- **Task data**:
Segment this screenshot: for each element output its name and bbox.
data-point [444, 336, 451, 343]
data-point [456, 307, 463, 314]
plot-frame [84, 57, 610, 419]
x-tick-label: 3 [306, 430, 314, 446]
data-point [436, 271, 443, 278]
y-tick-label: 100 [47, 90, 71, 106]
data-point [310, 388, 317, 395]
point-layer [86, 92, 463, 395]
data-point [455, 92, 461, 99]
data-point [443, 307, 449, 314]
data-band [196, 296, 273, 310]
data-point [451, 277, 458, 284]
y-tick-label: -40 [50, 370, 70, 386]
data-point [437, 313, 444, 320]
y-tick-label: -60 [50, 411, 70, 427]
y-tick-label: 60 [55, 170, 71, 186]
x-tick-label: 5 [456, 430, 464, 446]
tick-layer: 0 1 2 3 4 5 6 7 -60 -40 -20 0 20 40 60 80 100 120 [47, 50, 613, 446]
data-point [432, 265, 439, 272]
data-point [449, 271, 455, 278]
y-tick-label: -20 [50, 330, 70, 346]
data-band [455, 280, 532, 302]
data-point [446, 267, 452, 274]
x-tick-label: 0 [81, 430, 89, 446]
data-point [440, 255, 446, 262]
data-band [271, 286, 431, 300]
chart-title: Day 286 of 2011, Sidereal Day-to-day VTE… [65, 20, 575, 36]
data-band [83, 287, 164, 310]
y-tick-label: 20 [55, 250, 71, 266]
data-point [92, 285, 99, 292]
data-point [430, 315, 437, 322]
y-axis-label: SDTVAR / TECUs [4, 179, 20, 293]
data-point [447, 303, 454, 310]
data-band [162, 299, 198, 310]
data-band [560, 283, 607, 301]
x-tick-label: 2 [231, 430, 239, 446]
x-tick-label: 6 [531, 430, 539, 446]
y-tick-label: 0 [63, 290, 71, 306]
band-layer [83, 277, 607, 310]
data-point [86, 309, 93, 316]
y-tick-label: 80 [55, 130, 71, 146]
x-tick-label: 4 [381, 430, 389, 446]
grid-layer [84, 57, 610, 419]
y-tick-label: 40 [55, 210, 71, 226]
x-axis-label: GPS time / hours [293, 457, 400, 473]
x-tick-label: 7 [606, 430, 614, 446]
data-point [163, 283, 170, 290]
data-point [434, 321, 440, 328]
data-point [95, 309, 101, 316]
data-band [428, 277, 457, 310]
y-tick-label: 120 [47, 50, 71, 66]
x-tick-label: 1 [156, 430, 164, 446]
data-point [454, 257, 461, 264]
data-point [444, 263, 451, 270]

- **Objective**: List every line of the items above that contains the string "band". Case counts.

- **Final result**:
data-band [196, 296, 273, 310]
data-band [455, 280, 532, 302]
data-band [271, 286, 431, 300]
data-band [83, 287, 164, 310]
data-band [162, 299, 198, 310]
data-band [560, 283, 607, 301]
band-layer [83, 277, 607, 310]
data-band [428, 277, 457, 310]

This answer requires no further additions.